• _ROWS_
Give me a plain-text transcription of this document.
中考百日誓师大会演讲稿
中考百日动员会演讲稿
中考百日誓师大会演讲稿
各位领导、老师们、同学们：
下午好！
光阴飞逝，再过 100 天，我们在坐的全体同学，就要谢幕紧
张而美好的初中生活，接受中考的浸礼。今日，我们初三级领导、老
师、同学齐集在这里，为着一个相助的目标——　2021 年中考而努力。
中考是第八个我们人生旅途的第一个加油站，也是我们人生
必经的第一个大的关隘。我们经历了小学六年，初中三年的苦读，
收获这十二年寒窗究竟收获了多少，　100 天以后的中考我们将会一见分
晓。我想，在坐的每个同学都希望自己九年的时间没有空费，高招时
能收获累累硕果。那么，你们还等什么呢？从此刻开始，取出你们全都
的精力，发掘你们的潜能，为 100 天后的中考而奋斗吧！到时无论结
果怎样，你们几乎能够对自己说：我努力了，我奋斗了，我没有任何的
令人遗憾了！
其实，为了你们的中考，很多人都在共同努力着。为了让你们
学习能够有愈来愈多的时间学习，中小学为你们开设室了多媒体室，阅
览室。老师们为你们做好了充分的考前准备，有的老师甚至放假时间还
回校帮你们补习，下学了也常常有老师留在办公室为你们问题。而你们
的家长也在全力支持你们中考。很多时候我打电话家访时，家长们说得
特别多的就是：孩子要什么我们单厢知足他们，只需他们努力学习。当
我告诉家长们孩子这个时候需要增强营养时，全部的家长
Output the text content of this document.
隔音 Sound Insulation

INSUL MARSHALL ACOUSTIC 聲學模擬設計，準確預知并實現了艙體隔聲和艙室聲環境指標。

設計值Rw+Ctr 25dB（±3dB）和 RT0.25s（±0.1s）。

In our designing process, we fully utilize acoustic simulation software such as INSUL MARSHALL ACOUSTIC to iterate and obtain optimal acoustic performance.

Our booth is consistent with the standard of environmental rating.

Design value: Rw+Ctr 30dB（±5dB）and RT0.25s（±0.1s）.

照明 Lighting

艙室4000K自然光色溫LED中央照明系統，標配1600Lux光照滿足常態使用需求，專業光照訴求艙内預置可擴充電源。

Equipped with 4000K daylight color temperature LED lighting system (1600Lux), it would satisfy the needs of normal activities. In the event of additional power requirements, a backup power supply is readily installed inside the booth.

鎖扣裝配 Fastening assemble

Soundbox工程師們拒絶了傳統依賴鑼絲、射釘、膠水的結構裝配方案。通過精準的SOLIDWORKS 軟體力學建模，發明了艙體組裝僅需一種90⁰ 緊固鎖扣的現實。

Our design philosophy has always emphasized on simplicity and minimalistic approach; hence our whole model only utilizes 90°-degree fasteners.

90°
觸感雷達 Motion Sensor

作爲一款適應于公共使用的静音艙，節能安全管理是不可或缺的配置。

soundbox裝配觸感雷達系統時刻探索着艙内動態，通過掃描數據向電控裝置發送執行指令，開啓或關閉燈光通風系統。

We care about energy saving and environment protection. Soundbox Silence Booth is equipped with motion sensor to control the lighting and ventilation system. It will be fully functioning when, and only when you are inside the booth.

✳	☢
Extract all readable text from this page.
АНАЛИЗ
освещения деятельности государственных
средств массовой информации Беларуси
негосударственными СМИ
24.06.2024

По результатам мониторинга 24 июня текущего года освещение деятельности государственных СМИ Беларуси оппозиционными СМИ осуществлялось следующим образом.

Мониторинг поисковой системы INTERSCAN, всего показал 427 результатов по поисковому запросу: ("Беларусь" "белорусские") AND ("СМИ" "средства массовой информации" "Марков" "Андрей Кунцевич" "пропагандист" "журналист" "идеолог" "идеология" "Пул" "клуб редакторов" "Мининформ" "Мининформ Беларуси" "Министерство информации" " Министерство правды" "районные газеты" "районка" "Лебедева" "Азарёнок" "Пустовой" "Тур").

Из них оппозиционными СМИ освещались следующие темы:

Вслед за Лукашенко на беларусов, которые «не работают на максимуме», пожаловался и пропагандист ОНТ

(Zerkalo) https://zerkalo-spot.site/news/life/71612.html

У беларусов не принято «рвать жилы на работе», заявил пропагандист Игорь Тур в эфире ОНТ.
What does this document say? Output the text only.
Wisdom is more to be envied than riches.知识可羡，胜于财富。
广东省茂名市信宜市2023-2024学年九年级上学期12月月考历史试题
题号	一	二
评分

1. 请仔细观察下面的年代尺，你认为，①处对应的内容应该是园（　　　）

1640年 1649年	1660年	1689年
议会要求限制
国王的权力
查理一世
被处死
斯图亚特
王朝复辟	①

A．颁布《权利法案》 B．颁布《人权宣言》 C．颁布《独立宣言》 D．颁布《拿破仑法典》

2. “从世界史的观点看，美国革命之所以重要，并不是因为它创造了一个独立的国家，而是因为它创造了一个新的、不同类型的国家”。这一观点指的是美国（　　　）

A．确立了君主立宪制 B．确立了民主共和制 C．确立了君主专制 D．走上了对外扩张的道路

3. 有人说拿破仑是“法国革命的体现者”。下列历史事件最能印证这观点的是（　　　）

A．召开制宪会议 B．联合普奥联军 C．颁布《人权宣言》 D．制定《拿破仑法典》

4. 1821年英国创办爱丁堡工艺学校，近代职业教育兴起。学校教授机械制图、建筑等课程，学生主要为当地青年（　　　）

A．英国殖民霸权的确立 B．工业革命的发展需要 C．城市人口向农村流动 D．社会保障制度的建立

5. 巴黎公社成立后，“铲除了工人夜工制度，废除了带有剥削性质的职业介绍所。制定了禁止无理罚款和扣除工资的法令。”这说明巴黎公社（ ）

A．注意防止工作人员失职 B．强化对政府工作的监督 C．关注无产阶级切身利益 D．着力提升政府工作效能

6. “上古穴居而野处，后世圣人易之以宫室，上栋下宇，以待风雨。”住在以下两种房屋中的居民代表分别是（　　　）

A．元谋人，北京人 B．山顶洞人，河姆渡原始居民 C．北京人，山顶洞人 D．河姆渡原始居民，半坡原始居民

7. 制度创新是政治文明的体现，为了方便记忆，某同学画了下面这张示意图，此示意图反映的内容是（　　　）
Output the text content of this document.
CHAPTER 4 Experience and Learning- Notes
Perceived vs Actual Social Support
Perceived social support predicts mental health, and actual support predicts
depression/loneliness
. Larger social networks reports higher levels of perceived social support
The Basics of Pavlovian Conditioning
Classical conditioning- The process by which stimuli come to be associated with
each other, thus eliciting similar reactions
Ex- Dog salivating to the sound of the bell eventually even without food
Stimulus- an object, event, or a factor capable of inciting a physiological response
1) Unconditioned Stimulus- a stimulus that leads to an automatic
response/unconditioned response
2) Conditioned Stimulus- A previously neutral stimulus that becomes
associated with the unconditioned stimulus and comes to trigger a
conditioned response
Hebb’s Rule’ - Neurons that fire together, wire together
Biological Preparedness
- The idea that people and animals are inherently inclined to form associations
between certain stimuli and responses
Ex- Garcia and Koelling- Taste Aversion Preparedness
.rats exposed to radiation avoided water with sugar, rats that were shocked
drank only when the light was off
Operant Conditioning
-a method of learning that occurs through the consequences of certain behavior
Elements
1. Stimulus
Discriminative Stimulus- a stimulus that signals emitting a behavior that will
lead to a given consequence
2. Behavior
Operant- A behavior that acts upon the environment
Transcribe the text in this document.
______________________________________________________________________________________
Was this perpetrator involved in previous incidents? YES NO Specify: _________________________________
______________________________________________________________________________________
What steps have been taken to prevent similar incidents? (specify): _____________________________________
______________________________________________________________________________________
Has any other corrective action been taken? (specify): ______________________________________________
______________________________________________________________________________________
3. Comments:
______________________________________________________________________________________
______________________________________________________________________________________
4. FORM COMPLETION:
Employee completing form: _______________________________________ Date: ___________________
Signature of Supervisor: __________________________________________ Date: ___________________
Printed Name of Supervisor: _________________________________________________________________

• _THE PROBLEM_
Scan the listing above and identify each line holding the string "taken"; copy every such line.

• _EXERCISE ANSWER_
What steps have been taken to prevent similar incidents? (specify): _____________________________________
Has any other corrective action been taken? (specify): ______________________________________________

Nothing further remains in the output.